## WHAT IS BEING ASKED
Set down each entry exactly as given; pictures should not appear in the copy.

## Records contained in a dataset
>> begin
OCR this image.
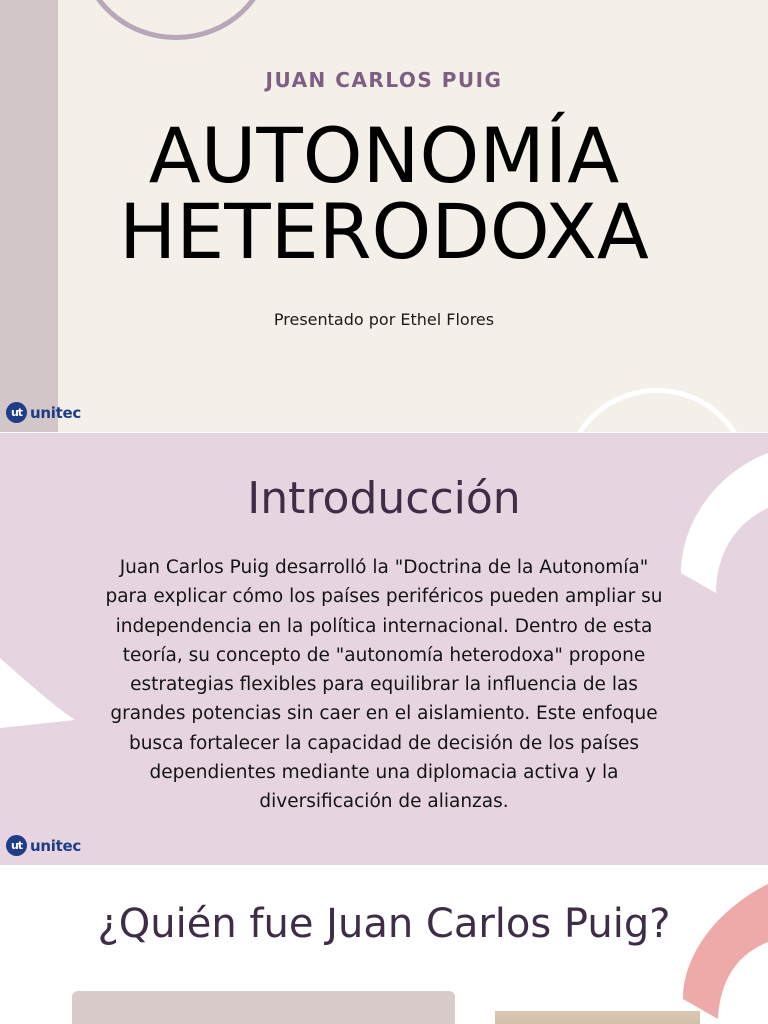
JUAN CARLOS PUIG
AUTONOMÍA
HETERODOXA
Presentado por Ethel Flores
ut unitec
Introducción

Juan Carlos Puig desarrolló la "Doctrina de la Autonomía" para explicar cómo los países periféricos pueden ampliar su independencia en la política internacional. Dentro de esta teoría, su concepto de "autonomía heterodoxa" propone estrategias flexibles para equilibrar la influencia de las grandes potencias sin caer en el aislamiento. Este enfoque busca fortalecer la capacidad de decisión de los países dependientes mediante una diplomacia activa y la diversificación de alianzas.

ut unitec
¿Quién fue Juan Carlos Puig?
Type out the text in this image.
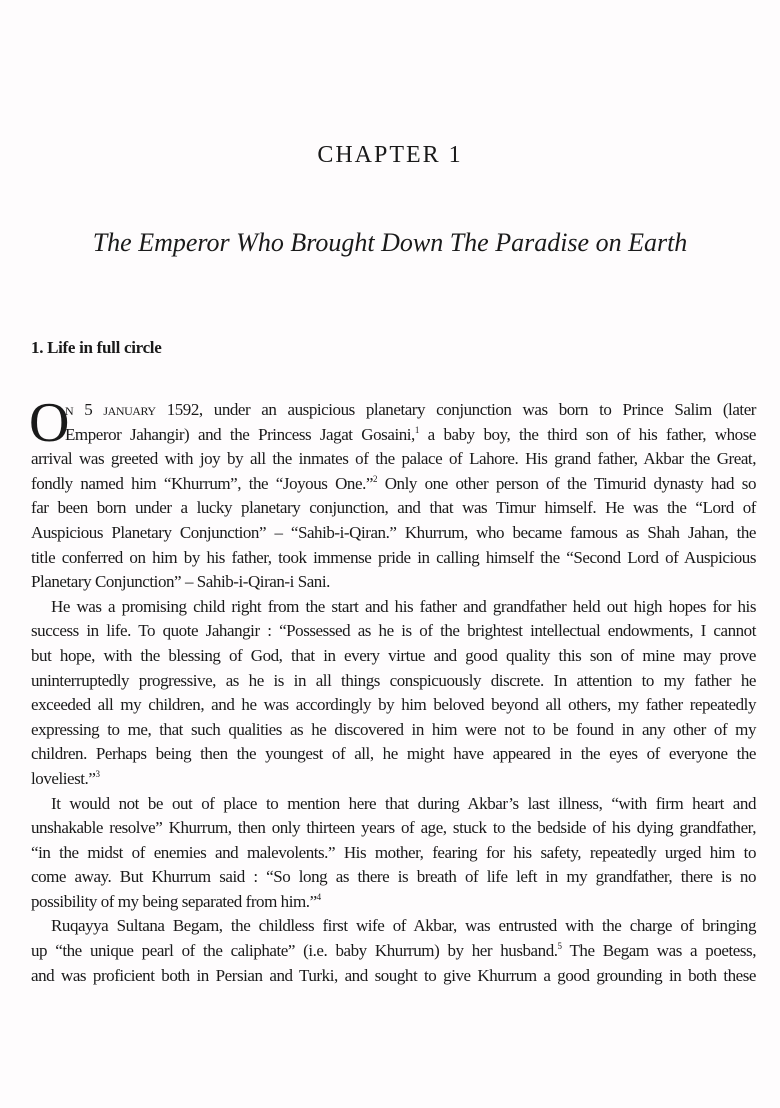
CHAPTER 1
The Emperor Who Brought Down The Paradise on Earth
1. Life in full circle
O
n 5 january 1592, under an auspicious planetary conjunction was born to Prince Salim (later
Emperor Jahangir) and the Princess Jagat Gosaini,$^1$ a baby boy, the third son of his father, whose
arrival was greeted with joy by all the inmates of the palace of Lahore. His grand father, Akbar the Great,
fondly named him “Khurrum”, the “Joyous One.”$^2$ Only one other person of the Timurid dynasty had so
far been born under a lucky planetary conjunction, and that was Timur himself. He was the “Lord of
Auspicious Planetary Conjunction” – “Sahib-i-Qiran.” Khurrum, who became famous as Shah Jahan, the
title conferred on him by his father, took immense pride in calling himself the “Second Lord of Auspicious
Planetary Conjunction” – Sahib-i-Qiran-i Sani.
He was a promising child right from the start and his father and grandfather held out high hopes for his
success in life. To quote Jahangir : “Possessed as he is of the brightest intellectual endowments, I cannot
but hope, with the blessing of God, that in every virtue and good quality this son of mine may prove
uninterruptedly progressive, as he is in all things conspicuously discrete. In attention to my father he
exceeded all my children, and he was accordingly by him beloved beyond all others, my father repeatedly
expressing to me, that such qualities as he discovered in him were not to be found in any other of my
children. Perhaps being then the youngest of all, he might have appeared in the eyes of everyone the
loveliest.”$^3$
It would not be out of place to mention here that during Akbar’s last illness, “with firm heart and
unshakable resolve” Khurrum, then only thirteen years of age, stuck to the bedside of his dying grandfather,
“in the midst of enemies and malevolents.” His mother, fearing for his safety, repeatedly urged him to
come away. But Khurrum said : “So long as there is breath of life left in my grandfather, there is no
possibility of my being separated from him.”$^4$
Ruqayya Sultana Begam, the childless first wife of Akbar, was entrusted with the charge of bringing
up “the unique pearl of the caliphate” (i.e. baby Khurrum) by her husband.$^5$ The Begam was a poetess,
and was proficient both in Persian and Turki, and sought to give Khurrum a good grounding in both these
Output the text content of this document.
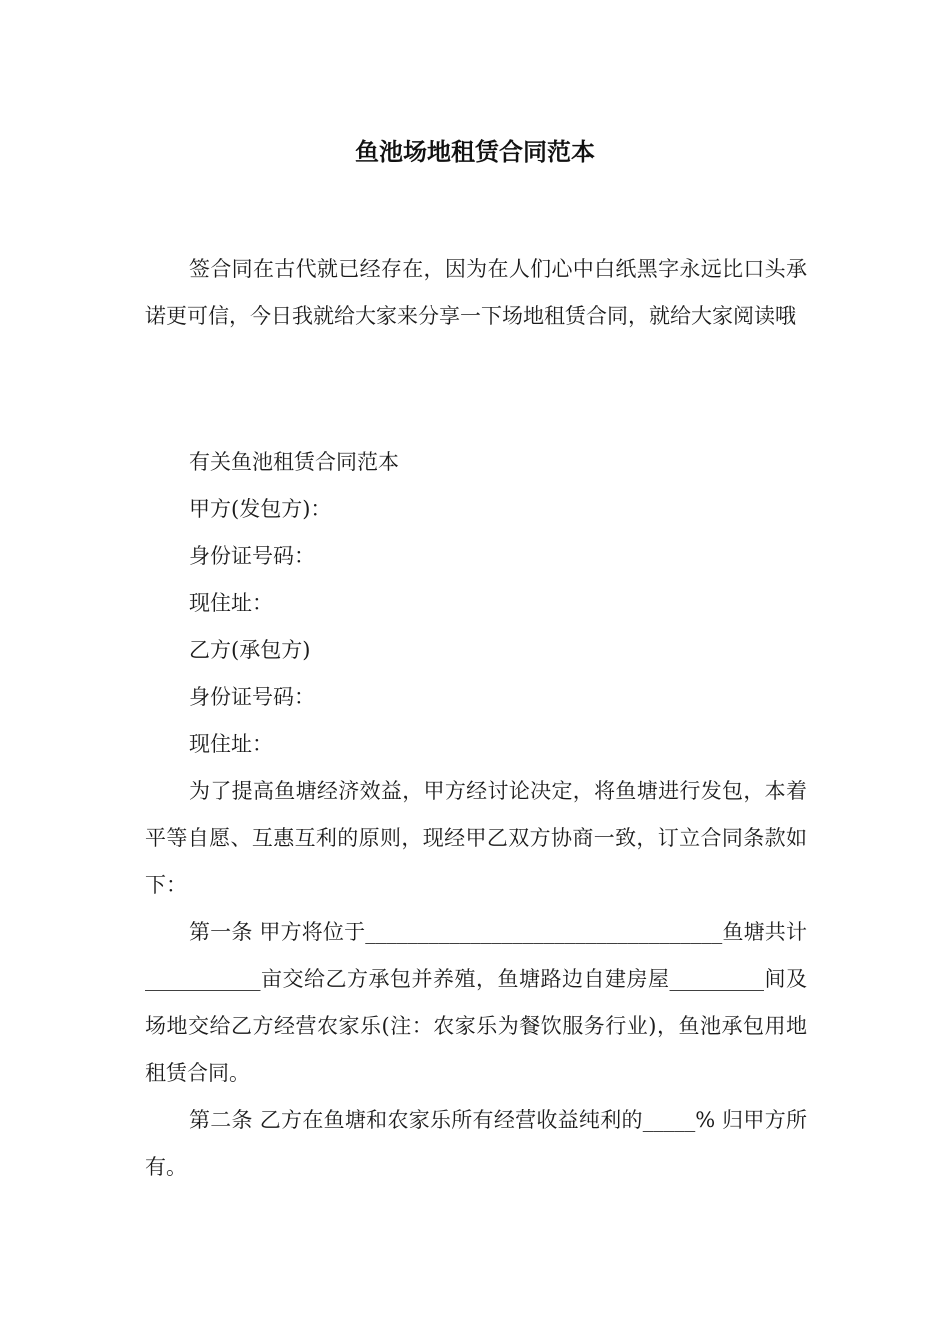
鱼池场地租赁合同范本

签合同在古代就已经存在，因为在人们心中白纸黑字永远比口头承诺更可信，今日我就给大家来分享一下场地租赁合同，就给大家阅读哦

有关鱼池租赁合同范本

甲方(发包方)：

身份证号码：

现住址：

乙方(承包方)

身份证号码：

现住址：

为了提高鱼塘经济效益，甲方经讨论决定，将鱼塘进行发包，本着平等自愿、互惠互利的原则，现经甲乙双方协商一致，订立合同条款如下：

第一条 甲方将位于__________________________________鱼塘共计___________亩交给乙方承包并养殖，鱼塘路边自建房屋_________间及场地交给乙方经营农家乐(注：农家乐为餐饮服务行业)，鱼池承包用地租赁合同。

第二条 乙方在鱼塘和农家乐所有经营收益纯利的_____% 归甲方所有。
>> end
## THE RESULT
OCR this image.
JUAN CARLOS PUIG
AUTONOMÍA
HETERODOXA
Presentado por Ethel Flores
ut unitec
Introducción

Juan Carlos Puig desarrolló la "Doctrina de la Autonomía" para explicar cómo los países periféricos pueden ampliar su independencia en la política internacional. Dentro de esta teoría, su concepto de "autonomía heterodoxa" propone estrategias flexibles para equilibrar la influencia de las grandes potencias sin caer en el aislamiento. Este enfoque busca fortalecer la capacidad de decisión de los países dependientes mediante una diplomacia activa y la diversificación de alianzas.

ut unitec
¿Quién fue Juan Carlos Puig?
Type out the text in this image.
CHAPTER 1
The Emperor Who Brought Down The Paradise on Earth
1. Life in full circle
O
n 5 january 1592, under an auspicious planetary conjunction was born to Prince Salim (later
Emperor Jahangir) and the Princess Jagat Gosaini,$^1$ a baby boy, the third son of his father, whose
arrival was greeted with joy by all the inmates of the palace of Lahore. His grand father, Akbar the Great,
fondly named him “Khurrum”, the “Joyous One.”$^2$ Only one other person of the Timurid dynasty had so
far been born under a lucky planetary conjunction, and that was Timur himself. He was the “Lord of
Auspicious Planetary Conjunction” – “Sahib-i-Qiran.” Khurrum, who became famous as Shah Jahan, the
title conferred on him by his father, took immense pride in calling himself the “Second Lord of Auspicious
Planetary Conjunction” – Sahib-i-Qiran-i Sani.
He was a promising child right from the start and his father and grandfather held out high hopes for his
success in life. To quote Jahangir : “Possessed as he is of the brightest intellectual endowments, I cannot
but hope, with the blessing of God, that in every virtue and good quality this son of mine may prove
uninterruptedly progressive, as he is in all things conspicuously discrete. In attention to my father he
exceeded all my children, and he was accordingly by him beloved beyond all others, my father repeatedly
expressing to me, that such qualities as he discovered in him were not to be found in any other of my
children. Perhaps being then the youngest of all, he might have appeared in the eyes of everyone the
loveliest.”$^3$
It would not be out of place to mention here that during Akbar’s last illness, “with firm heart and
unshakable resolve” Khurrum, then only thirteen years of age, stuck to the bedside of his dying grandfather,
“in the midst of enemies and malevolents.” His mother, fearing for his safety, repeatedly urged him to
come away. But Khurrum said : “So long as there is breath of life left in my grandfather, there is no
possibility of my being separated from him.”$^4$
Ruqayya Sultana Begam, the childless first wife of Akbar, was entrusted with the charge of bringing
up “the unique pearl of the caliphate” (i.e. baby Khurrum) by her husband.$^5$ The Begam was a poetess,
and was proficient both in Persian and Turki, and sought to give Khurrum a good grounding in both these
Output the text content of this document.
鱼池场地租赁合同范本

签合同在古代就已经存在，因为在人们心中白纸黑字永远比口头承诺更可信，今日我就给大家来分享一下场地租赁合同，就给大家阅读哦

有关鱼池租赁合同范本

甲方(发包方)：

身份证号码：

现住址：

乙方(承包方)

身份证号码：

现住址：

为了提高鱼塘经济效益，甲方经讨论决定，将鱼塘进行发包，本着平等自愿、互惠互利的原则，现经甲乙双方协商一致，订立合同条款如下：

第一条 甲方将位于__________________________________鱼塘共计___________亩交给乙方承包并养殖，鱼塘路边自建房屋_________间及场地交给乙方经营农家乐(注：农家乐为餐饮服务行业)，鱼池承包用地租赁合同。

第二条 乙方在鱼塘和农家乐所有经营收益纯利的_____% 归甲方所有。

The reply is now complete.